╭─ Extracted records

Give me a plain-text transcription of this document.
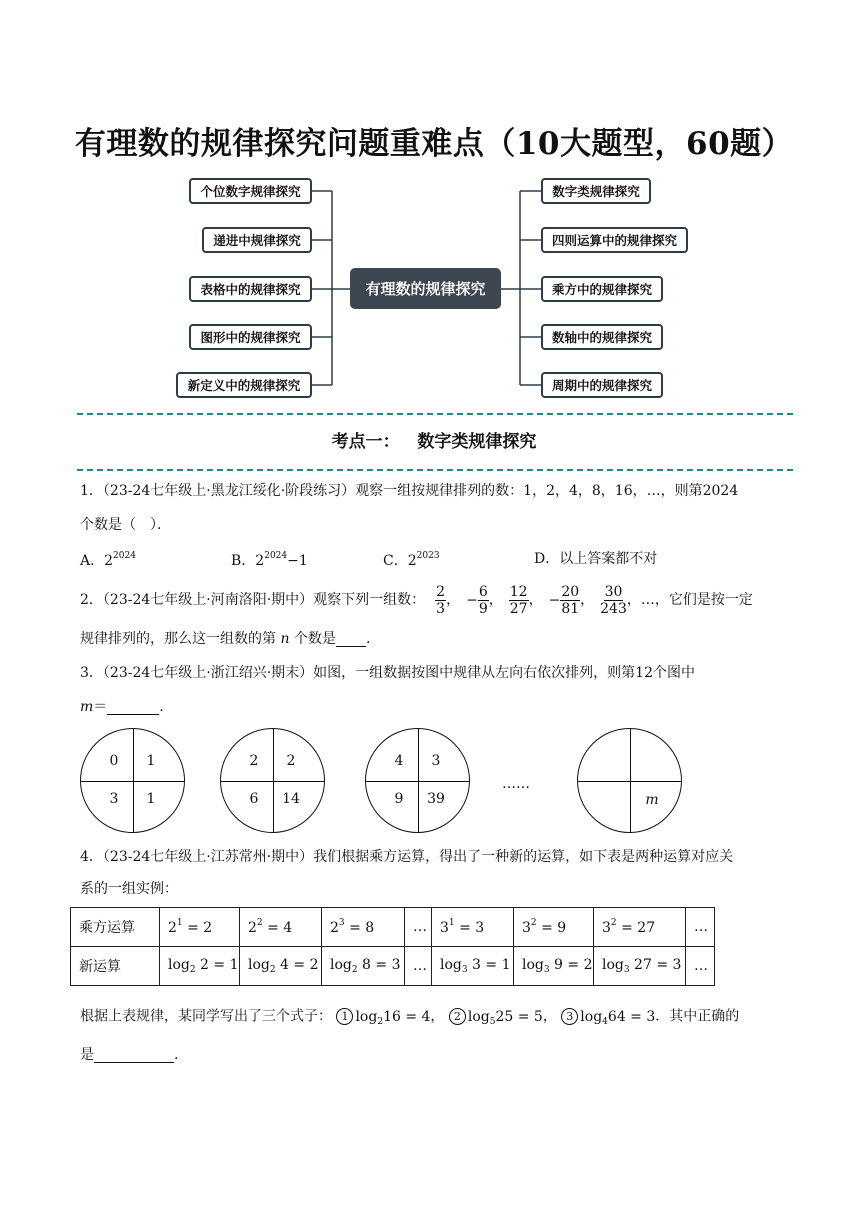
有理数的规律探究问题重难点（10大题型，60题）
有理数的规律探究
个位数字规律探究
递进中规律探究
表格中的规律探究
图形中的规律探究
新定义中的规律探究
数字类规律探究
四则运算中的规律探究
乘方中的规律探究
数轴中的规律探究
周期中的规律探究
考点一： 数字类规律探究
1．（23-24七年级上·黑龙江绥化·阶段练习）观察一组按规律排列的数：1，2，4，8，16，…，则第2024
个数是（　）．
A．$2^{2024}$	B．$2^{2024}-1$	C．$2^{2023}$	D．以上答案都不对
2．（23-24七年级上·河南洛阳·期中）观察下列一组数： $\frac{2}{3}$ ， − $\frac{6}{9}$ ， $\frac{12}{27}$ ， − $\frac{20}{81}$ ， $\frac{30}{243}$ ，…，它们是按一定
规律排列的，那么这一组数的第 n 个数是 .
3．（23-24七年级上·浙江绍兴·期末）如图，一组数据按图中规律从左向右依次排列，则第12个图中
m＝	.
0	1
3	1
2	2
6	14
4	3
9	39
……
m
4．（23-24七年级上·江苏常州·期中）我们根据乘方运算，得出了一种新的运算，如下表是两种运算对应关
系的一组实例：
乘方运算	$2^1 = 2$	$2^2 = 4$	$2^3 = 8$	…	$3^1 = 3$	$3^2 = 9$	$3^2 = 27$	…
新运算	$\log_2 2 = 1$	$\log_2 4 = 2$	$\log_2 8 = 3$	…	$\log_3 3 = 1$	$\log_3 9 = 2$	$\log_3 27 = 3$	…
根据上表规律，某同学写出了三个式子： 1 $\log_216 = 4$， 2 $\log_525 = 5$， 3 $\log_464 = 3$．其中正确的
是	.
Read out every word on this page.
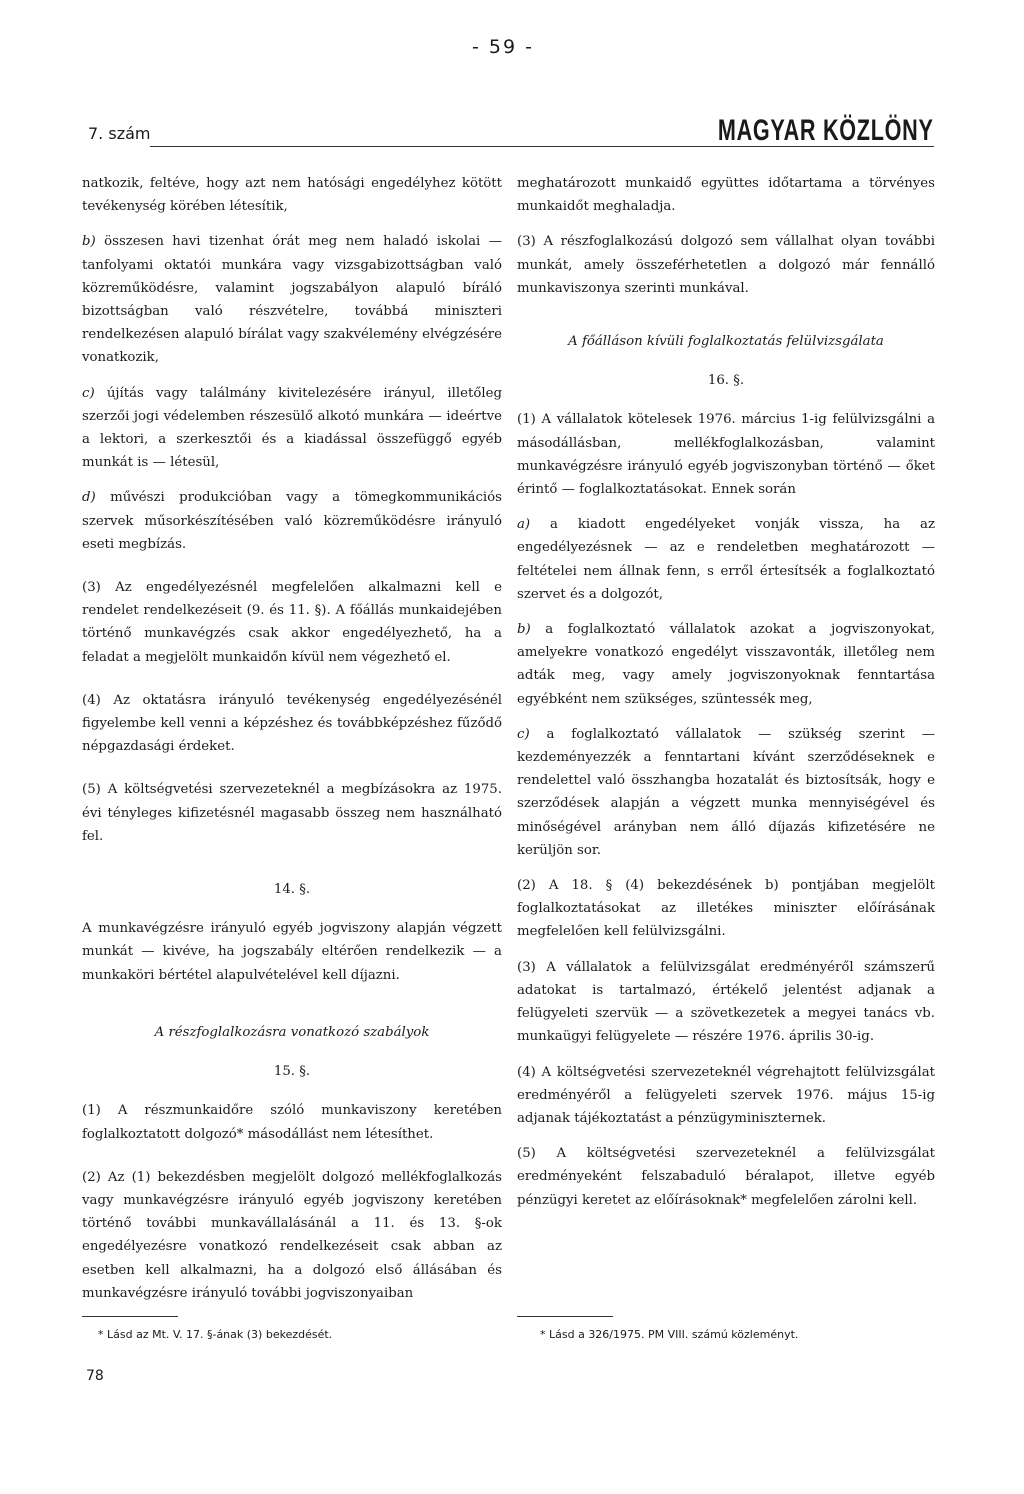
- 59 -
7. szám	MAGYAR KÖZLÖNY

natkozik, feltéve, hogy azt nem hatósági engedélyhez kötött tevékenység körében létesítik,

b) összesen havi tizenhat órát meg nem haladó iskolai — tanfolyami oktatói munkára vagy vizsgabizottságban való közreműködésre, valamint jogszabályon alapuló bíráló bizottságban való részvételre, továbbá miniszteri rendelkezésen alapuló bírálat vagy szakvélemény elvégzésére vonatkozik,

c) újítás vagy találmány kivitelezésére irányul, illetőleg szerzői jogi védelemben részesülő alkotó munkára — ideértve a lektori, a szerkesztői és a kiadással összefüggő egyéb munkát is — létesül,

d) művészi produkcióban vagy a tömegkommunikációs szervek műsorkészítésében való közreműködésre irányuló eseti megbízás.

(3) Az engedélyezésnél megfelelően alkalmazni kell e rendelet rendelkezéseit (9. és 11. §). A főállás munkaidejében történő munkavégzés csak akkor engedélyezhető, ha a feladat a megjelölt munkaidőn kívül nem végezhető el.

(4) Az oktatásra irányuló tevékenység engedélyezésénél figyelembe kell venni a képzéshez és továbbképzéshez fűződő népgazdasági érdeket.

(5) A költségvetési szervezeteknél a megbízásokra az 1975. évi tényleges kifizetésnél magasabb összeg nem használható fel.

14. §.

A munkavégzésre irányuló egyéb jogviszony alapján végzett munkát — kivéve, ha jogszabály eltérően rendelkezik — a munkaköri bértétel alapulvételével kell díjazni.

A részfoglalkozásra vonatkozó szabályok

15. §.

(1) A részmunkaidőre szóló munkaviszony keretében foglalkoztatott dolgozó* másodállást nem létesíthet.

(2) Az (1) bekezdésben megjelölt dolgozó mellékfoglalkozás vagy munkavégzésre irányuló egyéb jogviszony keretében történő további munkavállalásánál a 11. és 13. §-ok engedélyezésre vonatkozó rendelkezéseit csak abban az esetben kell alkalmazni, ha a dolgozó első állásában és munkavégzésre irányuló további jogviszonyaiban

meghatározott munkaidő együttes időtartama a törvényes munkaidőt meghaladja.

(3) A részfoglalkozású dolgozó sem vállalhat olyan további munkát, amely összeférhetetlen a dolgozó már fennálló munkaviszonya szerinti munkával.

A főálláson kívüli foglalkoztatás felülvizsgálata

16. §.

(1) A vállalatok kötelesek 1976. március 1-ig felülvizsgálni a másodállásban, mellékfoglalkozásban, valamint munkavégzésre irányuló egyéb jogviszonyban történő — őket érintő — foglalkoztatásokat. Ennek során

a) a kiadott engedélyeket vonják vissza, ha az engedélyezésnek — az e rendeletben meghatározott — feltételei nem állnak fenn, s erről értesítsék a foglalkoztató szervet és a dolgozót,

b) a foglalkoztató vállalatok azokat a jogviszonyokat, amelyekre vonatkozó engedélyt visszavonták, illetőleg nem adták meg, vagy amely jogviszonyoknak fenntartása egyébként nem szükséges, szüntessék meg,

c) a foglalkoztató vállalatok — szükség szerint — kezdeményezzék a fenntartani kívánt szerződéseknek e rendelettel való összhangba hozatalát és biztosítsák, hogy e szerződések alapján a végzett munka mennyiségével és minőségével arányban nem álló díjazás kifizetésére ne kerüljön sor.

(2) A 18. § (4) bekezdésének b) pontjában megjelölt foglalkoztatásokat az illetékes miniszter előírásának megfelelően kell felülvizsgálni.

(3) A vállalatok a felülvizsgálat eredményéről számszerű adatokat is tartalmazó, értékelő jelentést adjanak a felügyeleti szervük — a szövetkezetek a megyei tanács vb. munkaügyi felügyelete — részére 1976. április 30-ig.

(4) A költségvetési szervezeteknél végrehajtott felülvizsgálat eredményéről a felügyeleti szervek 1976. május 15-ig adjanak tájékoztatást a pénzügyminiszternek.

(5) A költségvetési szervezeteknél a felülvizsgálat eredményeként felszabaduló béralapot, illetve egyéb pénzügyi keretet az előírásoknak* megfelelően zárolni kell.

* Lásd az Mt. V. 17. §-ának (3) bekezdését.	* Lásd a 326/1975. PM VIII. számú közleményt.
78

╰─

Copy the lines from the entries above in which the word "foglalkoztatásokat" appears.

(1) A vállalatok kötelesek 1976. március 1-ig felülvizsgálni a másodállásban, mellékfoglalkozásban, valamint munkavégzésre irányuló egyéb jogviszonyban történő — őket érintő — foglalkoztatásokat. Ennek során
(2) A 18. § (4) bekezdésének b) pontjában megjelölt foglalkoztatásokat az illetékes miniszter előírásának megfelelően kell felülvizsgálni.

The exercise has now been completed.